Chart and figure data
-*-*-
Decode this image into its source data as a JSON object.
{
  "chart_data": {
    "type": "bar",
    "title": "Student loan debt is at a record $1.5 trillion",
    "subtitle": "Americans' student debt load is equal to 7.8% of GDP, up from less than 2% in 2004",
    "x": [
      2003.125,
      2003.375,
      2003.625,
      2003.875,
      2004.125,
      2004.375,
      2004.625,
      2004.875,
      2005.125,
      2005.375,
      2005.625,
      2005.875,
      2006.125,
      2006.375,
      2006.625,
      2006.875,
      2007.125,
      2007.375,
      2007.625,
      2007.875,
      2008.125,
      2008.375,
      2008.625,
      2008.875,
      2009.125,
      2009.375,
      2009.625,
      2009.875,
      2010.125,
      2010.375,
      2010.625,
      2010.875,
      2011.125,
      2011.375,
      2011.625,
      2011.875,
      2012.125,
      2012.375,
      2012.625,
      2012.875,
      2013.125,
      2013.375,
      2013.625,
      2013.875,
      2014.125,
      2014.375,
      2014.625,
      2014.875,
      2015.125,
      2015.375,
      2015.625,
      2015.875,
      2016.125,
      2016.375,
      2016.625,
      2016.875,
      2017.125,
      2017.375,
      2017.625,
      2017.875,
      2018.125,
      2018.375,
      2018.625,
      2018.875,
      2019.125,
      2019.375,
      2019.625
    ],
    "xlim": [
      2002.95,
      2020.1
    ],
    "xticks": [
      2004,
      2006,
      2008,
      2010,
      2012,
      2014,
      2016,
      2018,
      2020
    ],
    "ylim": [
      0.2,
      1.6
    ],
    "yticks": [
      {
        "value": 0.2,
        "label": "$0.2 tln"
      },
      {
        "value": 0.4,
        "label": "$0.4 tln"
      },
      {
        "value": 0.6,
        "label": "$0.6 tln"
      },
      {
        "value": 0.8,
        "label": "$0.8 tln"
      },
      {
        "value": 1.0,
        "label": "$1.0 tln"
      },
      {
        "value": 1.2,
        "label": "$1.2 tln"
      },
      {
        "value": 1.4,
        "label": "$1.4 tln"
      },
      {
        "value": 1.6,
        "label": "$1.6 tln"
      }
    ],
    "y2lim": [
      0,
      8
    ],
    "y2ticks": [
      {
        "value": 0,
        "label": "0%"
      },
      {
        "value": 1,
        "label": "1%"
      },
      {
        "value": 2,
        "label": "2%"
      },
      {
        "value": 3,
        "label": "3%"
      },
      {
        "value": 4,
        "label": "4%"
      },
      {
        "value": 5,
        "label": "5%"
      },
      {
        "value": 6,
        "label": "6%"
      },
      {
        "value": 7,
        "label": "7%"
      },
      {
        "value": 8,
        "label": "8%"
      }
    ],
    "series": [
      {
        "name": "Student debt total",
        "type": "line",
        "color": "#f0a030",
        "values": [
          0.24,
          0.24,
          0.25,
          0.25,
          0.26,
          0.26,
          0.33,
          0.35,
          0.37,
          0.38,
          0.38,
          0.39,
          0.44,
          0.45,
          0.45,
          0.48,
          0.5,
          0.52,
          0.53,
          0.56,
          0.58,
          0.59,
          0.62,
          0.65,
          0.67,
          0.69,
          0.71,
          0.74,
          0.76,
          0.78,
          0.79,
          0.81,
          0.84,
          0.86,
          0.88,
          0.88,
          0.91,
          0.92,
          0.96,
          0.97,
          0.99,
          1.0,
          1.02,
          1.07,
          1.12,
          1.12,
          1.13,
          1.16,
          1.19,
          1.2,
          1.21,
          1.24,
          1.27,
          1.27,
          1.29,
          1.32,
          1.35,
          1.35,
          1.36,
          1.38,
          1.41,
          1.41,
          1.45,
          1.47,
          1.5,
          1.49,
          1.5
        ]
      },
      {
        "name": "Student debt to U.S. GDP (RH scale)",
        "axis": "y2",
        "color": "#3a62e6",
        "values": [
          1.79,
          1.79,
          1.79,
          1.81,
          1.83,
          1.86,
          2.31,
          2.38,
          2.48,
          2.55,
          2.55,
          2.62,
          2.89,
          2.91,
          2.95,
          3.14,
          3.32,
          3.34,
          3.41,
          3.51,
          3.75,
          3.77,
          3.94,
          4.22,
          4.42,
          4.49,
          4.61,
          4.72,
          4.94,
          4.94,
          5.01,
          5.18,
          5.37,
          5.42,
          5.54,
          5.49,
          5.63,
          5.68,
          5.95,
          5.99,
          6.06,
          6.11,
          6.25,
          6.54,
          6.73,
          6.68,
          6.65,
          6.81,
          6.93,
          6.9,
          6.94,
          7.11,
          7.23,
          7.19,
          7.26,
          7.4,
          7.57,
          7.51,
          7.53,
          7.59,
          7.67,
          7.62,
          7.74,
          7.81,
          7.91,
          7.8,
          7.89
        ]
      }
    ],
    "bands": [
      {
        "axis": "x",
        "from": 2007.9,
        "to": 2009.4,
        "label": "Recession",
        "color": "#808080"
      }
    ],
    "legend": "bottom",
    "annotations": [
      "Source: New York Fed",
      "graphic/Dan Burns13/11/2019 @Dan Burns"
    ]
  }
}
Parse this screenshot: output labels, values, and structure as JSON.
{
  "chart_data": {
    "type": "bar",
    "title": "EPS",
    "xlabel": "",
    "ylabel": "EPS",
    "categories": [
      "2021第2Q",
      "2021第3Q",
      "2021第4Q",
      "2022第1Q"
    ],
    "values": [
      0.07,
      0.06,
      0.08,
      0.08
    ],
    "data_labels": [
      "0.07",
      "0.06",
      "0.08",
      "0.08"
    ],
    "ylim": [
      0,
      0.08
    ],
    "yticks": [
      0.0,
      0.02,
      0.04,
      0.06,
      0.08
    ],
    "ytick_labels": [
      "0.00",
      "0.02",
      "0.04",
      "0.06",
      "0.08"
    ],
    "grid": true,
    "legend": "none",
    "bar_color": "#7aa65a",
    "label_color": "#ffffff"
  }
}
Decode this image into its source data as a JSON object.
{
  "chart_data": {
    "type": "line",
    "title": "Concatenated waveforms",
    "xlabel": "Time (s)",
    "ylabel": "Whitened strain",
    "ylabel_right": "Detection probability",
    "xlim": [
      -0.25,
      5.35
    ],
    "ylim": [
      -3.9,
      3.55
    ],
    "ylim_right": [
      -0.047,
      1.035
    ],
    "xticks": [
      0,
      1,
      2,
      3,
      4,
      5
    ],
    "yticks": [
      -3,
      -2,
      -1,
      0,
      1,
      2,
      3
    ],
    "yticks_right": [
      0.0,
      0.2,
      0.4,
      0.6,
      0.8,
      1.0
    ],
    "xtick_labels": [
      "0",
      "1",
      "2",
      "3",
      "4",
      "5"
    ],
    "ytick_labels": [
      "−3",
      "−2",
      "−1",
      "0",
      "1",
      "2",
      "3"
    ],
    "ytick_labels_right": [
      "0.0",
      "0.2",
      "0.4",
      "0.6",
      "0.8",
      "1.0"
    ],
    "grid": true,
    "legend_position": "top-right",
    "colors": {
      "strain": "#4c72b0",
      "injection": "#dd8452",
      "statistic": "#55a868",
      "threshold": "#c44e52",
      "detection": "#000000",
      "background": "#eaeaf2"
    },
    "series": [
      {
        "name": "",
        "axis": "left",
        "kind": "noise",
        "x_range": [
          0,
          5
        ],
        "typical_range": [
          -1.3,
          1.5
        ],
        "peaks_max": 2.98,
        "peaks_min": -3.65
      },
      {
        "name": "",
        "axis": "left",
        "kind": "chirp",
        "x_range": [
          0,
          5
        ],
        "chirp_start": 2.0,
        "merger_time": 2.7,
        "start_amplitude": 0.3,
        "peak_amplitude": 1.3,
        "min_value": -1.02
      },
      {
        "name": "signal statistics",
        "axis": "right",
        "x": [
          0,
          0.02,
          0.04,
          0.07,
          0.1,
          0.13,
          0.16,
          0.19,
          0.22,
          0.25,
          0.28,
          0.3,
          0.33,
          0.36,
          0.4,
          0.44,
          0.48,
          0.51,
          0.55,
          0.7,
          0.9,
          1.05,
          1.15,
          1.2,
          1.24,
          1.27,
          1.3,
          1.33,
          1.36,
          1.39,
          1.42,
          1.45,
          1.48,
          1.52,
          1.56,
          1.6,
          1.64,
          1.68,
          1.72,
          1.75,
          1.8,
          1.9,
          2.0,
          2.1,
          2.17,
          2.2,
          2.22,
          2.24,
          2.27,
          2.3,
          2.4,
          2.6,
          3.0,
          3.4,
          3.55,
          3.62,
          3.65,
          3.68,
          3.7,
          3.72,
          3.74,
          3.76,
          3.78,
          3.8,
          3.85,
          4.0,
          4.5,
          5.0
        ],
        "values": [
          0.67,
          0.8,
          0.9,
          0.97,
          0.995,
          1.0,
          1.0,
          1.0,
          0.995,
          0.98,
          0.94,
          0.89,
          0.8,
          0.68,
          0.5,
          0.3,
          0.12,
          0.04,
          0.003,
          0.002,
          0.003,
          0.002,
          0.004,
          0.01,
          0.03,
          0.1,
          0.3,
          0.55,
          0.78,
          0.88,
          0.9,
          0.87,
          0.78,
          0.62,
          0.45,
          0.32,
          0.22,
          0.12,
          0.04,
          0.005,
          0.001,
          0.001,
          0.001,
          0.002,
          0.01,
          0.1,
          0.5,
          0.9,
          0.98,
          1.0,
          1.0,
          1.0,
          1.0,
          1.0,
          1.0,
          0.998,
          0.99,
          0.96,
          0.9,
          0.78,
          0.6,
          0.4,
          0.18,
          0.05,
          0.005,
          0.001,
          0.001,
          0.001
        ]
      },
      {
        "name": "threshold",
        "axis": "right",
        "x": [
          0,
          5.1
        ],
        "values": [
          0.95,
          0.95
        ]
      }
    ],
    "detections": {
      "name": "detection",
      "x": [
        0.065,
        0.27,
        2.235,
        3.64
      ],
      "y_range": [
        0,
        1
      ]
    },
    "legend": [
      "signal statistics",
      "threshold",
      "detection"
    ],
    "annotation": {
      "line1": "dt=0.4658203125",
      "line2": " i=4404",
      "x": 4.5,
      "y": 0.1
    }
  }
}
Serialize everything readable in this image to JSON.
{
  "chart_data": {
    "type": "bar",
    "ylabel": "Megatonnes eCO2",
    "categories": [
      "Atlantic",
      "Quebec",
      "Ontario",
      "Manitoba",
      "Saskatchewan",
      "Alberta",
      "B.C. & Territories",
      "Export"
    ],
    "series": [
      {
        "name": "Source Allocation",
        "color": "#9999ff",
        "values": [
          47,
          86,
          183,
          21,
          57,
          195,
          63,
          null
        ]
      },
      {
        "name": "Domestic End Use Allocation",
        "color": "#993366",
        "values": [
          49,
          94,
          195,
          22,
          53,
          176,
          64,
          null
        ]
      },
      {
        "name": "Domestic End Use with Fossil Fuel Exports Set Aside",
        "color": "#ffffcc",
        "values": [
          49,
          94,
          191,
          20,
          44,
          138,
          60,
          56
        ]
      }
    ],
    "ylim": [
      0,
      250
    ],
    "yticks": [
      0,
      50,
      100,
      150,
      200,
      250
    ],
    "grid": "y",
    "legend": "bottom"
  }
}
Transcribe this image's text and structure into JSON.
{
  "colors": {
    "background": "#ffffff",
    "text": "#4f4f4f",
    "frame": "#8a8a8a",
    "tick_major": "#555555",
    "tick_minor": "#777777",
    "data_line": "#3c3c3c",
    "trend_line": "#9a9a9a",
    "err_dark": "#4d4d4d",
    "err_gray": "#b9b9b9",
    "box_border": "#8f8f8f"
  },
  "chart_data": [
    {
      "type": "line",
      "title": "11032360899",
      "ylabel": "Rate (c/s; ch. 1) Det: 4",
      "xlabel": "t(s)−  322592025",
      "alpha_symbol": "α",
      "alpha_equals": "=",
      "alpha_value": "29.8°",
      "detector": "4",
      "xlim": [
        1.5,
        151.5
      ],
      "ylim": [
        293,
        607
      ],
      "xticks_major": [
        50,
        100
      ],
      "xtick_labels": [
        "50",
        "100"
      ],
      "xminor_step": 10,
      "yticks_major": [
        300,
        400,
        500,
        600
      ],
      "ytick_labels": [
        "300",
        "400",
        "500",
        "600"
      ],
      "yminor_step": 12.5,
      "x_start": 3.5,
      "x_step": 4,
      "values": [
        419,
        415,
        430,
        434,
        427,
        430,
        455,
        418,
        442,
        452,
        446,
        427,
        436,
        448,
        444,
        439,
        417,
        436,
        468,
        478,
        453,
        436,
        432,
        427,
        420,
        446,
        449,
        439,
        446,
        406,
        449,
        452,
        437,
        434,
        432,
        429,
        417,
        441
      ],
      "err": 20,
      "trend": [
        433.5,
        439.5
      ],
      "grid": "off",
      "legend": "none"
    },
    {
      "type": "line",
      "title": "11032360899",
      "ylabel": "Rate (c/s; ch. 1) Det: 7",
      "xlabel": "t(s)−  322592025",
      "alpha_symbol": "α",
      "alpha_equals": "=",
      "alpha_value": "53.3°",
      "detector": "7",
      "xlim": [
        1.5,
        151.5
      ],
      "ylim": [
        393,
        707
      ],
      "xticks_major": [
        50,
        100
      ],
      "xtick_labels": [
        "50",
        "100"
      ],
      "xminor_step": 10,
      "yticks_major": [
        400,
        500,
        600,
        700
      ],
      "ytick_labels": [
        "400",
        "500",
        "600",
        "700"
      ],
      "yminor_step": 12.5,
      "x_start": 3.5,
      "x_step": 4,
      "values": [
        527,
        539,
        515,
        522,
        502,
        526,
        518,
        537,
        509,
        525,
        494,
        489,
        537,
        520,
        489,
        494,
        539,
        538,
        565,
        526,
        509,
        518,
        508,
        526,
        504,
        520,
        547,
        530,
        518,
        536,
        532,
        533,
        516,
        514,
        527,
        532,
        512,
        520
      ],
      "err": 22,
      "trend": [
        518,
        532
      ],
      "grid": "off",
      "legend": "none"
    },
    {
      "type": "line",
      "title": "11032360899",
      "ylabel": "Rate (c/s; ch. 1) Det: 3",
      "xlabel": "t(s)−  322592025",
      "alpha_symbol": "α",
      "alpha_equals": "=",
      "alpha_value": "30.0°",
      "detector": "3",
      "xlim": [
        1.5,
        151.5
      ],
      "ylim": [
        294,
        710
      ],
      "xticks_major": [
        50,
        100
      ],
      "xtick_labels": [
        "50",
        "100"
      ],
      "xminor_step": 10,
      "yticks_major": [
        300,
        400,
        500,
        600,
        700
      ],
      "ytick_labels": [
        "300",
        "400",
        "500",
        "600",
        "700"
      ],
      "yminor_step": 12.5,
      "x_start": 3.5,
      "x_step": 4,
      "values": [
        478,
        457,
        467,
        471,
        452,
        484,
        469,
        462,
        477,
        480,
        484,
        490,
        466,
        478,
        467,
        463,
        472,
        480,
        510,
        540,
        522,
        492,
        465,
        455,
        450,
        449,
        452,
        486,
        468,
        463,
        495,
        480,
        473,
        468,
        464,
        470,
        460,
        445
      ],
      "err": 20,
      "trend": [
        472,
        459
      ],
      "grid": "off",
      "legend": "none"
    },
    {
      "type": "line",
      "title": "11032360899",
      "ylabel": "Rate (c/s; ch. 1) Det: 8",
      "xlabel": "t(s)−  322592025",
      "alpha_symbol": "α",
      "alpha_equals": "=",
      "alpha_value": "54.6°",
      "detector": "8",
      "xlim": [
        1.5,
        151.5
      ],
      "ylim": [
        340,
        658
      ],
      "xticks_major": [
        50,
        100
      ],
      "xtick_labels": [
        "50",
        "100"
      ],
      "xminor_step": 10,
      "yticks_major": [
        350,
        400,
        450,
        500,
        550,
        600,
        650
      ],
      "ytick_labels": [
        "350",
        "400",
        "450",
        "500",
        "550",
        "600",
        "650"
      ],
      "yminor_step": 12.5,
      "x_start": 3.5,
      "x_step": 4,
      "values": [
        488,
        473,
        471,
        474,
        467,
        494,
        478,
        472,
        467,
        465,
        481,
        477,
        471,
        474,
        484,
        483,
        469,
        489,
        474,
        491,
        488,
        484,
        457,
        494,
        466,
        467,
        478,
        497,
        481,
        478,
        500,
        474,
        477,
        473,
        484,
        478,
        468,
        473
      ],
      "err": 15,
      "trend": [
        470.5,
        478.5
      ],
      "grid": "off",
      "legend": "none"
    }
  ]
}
-*-*-
Short task: Lines that hold "from" are the ones to copy; find all of them.

Written solution:
    "subtitle": "Americans' student debt load is equal to 7.8% of GDP, up from less than 2% in 2004",
        "from": 2007.9,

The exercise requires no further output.